> **DATASET RECORDS**
-- Begin --

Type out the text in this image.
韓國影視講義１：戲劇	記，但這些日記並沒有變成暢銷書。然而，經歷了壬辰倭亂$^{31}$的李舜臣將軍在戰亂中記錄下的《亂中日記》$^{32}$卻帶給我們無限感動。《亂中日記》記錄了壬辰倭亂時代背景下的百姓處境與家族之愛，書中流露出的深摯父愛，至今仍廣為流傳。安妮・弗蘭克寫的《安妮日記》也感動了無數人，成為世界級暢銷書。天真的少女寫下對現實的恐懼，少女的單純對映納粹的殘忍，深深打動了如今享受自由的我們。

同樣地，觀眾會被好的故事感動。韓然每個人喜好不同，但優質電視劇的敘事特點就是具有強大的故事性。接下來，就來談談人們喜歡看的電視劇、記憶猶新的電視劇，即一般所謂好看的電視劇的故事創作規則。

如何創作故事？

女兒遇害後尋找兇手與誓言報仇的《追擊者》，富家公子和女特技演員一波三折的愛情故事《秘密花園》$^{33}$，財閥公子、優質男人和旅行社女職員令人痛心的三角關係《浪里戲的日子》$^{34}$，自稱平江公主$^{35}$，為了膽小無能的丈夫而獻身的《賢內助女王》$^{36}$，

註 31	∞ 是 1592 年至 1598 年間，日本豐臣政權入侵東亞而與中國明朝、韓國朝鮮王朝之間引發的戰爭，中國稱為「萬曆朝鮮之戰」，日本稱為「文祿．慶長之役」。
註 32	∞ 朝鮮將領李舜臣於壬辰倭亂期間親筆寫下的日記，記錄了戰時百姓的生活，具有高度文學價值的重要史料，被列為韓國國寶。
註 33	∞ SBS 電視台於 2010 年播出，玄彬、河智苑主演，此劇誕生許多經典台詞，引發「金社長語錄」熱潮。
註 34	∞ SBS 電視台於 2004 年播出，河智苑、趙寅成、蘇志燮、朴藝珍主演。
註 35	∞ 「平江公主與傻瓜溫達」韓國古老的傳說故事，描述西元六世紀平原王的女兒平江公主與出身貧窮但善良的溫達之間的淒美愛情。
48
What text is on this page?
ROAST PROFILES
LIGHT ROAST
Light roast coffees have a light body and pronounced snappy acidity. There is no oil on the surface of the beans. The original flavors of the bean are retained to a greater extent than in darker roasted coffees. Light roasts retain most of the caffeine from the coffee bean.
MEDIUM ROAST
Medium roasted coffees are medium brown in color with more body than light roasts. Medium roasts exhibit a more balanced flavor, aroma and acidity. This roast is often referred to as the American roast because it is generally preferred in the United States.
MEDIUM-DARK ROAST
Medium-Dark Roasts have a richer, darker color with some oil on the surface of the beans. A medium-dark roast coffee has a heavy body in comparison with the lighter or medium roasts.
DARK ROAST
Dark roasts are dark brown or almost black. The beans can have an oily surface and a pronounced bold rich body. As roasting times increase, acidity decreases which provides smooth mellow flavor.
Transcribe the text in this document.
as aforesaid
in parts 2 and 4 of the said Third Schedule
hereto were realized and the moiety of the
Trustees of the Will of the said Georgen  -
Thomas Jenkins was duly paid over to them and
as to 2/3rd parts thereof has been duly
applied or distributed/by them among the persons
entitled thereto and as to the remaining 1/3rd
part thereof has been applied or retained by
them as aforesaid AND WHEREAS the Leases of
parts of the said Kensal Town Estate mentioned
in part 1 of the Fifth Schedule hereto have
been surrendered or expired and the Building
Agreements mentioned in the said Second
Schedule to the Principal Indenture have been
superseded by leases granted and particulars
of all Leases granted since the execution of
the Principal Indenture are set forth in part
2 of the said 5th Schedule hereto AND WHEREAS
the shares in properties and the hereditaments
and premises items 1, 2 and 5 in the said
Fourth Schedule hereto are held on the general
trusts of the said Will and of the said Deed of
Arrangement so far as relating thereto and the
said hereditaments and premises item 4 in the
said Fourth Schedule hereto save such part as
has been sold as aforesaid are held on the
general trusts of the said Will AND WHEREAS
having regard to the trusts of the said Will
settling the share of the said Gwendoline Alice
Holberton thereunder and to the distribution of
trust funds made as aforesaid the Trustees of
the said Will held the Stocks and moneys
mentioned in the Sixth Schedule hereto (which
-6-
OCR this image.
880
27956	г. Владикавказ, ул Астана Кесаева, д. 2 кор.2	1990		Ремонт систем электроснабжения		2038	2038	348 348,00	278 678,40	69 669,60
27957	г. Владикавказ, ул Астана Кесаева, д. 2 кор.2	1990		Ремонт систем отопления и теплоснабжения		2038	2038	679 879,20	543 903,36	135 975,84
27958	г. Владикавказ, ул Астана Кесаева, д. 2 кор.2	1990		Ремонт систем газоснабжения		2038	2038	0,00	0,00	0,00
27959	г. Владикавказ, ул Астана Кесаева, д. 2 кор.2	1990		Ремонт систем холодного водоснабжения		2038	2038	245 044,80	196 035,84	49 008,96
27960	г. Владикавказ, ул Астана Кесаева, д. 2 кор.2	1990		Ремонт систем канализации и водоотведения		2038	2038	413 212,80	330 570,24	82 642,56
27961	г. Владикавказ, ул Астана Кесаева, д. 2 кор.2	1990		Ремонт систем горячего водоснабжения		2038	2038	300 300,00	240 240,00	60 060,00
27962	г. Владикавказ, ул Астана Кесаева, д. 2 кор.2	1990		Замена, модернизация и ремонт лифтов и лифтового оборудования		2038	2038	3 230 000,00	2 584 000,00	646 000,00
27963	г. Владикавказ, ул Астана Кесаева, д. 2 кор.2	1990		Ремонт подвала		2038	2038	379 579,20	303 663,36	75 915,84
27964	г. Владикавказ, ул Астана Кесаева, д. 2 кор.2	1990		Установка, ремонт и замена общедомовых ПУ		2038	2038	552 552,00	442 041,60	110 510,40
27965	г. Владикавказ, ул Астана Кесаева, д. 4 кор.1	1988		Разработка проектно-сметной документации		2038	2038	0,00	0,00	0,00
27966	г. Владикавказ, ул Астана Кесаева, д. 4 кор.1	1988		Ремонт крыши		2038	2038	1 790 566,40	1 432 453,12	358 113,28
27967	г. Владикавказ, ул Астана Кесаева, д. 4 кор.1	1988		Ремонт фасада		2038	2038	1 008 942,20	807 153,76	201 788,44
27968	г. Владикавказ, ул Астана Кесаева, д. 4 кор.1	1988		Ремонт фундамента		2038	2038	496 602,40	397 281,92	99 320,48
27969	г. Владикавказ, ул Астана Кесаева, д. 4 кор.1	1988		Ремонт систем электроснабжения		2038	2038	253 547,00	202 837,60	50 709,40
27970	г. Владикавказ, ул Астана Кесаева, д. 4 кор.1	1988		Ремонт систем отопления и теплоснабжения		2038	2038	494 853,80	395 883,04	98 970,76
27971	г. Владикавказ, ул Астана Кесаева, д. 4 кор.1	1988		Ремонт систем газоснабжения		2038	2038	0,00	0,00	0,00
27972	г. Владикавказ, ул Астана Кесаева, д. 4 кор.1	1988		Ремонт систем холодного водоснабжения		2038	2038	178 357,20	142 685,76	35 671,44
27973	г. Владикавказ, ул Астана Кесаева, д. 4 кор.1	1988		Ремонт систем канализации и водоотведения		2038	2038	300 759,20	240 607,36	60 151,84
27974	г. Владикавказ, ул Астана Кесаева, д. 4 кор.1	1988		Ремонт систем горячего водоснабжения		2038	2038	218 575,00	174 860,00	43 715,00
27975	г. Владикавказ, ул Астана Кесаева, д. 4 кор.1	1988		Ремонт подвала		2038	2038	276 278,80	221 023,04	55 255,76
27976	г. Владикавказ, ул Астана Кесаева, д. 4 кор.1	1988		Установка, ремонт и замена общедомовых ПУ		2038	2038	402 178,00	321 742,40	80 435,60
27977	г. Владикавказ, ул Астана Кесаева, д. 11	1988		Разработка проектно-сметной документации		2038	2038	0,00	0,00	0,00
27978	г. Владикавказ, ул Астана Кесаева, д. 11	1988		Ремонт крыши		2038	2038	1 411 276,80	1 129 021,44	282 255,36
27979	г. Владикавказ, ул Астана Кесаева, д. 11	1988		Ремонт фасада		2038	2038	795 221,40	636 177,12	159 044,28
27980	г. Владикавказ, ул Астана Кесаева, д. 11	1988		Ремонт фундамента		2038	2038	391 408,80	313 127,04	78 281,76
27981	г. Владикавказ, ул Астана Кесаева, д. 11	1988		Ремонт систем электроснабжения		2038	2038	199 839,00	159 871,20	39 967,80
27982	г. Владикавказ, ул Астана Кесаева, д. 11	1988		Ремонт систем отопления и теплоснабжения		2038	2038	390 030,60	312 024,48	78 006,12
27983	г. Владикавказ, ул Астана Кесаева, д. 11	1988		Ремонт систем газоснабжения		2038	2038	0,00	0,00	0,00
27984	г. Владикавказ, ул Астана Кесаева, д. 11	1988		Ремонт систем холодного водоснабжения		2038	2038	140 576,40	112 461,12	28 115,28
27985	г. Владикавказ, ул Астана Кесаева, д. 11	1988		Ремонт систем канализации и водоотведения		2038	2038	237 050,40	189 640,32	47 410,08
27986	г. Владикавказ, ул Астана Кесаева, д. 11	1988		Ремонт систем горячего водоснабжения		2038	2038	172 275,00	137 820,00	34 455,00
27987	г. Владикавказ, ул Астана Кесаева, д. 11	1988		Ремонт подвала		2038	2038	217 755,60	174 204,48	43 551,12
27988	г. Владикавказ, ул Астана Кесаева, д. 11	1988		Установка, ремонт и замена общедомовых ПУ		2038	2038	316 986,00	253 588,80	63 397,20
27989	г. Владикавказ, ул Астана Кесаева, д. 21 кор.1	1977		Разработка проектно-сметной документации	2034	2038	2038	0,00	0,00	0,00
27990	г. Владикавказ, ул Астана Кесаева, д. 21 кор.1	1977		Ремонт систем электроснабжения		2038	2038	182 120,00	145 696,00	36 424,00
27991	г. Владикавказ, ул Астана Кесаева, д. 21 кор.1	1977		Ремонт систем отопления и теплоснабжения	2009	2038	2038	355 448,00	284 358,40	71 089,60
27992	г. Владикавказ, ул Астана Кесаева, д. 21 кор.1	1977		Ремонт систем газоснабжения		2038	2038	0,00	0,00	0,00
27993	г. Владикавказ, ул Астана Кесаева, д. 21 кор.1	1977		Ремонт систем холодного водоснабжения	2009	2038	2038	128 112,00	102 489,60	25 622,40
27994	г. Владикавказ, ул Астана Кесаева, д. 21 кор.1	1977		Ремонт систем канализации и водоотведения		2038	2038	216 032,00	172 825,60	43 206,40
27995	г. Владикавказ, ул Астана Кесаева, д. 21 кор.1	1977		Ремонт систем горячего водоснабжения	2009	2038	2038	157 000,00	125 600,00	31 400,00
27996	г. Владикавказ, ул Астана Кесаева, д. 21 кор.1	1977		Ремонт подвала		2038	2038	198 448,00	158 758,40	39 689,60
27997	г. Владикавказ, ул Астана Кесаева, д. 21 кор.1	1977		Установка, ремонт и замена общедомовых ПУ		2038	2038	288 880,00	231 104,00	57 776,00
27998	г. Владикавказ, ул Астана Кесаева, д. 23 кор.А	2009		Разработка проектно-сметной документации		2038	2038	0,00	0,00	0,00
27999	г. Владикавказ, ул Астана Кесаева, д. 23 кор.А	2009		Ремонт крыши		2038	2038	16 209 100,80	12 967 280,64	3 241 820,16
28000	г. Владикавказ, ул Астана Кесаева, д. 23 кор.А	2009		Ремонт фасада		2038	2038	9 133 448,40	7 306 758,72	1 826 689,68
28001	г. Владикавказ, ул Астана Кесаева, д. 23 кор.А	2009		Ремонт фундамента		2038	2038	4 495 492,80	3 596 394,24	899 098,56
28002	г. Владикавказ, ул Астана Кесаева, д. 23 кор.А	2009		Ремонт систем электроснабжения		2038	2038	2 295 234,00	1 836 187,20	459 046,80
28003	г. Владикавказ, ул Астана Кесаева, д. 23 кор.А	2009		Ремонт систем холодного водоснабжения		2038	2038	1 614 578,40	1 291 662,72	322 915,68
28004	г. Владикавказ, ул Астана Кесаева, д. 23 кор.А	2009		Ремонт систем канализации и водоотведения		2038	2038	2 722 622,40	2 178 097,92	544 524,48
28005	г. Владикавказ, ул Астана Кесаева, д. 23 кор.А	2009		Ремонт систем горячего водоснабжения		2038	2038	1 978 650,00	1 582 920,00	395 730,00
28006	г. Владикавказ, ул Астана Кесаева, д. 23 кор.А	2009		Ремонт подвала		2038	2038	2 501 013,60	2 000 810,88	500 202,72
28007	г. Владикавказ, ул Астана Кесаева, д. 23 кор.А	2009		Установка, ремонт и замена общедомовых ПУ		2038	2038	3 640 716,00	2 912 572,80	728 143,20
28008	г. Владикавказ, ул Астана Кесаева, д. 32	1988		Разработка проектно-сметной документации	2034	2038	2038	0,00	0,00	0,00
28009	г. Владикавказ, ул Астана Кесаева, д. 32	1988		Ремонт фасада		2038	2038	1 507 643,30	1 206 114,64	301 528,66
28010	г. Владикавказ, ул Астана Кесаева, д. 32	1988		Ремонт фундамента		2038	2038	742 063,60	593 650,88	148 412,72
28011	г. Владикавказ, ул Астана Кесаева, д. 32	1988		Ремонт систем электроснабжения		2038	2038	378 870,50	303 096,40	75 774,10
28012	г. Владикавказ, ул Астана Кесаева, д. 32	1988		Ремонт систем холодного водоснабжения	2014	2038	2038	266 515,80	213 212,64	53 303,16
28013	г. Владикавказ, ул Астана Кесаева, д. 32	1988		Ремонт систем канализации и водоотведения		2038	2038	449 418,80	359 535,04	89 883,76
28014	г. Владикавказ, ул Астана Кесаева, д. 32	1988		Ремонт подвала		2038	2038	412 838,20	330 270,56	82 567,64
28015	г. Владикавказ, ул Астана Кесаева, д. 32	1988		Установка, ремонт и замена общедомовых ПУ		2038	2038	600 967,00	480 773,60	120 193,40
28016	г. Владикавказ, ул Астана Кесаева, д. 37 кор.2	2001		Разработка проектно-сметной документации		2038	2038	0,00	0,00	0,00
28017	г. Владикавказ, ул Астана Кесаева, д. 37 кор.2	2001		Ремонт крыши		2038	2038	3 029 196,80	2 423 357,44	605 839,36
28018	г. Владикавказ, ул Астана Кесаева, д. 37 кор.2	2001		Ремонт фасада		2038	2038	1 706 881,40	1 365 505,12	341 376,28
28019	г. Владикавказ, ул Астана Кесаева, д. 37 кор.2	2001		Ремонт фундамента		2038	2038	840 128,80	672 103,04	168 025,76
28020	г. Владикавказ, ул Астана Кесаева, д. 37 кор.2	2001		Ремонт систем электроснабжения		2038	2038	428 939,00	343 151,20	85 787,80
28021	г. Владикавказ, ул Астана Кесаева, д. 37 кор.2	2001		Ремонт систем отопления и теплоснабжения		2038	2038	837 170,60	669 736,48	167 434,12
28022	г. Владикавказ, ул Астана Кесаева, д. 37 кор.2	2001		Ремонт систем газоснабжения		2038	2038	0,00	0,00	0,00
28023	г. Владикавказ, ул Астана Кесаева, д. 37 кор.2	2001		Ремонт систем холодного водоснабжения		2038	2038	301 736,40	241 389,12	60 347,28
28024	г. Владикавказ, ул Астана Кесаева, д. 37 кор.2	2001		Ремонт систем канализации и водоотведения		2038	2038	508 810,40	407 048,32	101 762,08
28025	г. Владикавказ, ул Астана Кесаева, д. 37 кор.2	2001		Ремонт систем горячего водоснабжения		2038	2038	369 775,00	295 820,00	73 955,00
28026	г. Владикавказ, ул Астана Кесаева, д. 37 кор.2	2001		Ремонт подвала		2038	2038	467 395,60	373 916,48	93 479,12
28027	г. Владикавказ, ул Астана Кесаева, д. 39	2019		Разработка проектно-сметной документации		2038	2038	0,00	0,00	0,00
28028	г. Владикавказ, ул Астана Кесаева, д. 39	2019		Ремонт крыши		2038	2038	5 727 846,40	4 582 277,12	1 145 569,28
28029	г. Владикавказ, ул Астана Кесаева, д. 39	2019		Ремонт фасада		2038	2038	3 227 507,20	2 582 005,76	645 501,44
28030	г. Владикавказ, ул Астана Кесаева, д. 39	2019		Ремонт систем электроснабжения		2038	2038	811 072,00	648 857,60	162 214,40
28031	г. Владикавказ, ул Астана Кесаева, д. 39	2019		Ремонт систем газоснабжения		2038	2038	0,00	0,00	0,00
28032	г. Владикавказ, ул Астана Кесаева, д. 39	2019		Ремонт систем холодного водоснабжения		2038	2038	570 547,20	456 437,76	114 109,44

-- End --

> **WHAT IS EXPECTED**
Every line that holds the word "image" counts once; state the total number of such lines and nothing else.

> **RESULT BELOW**
2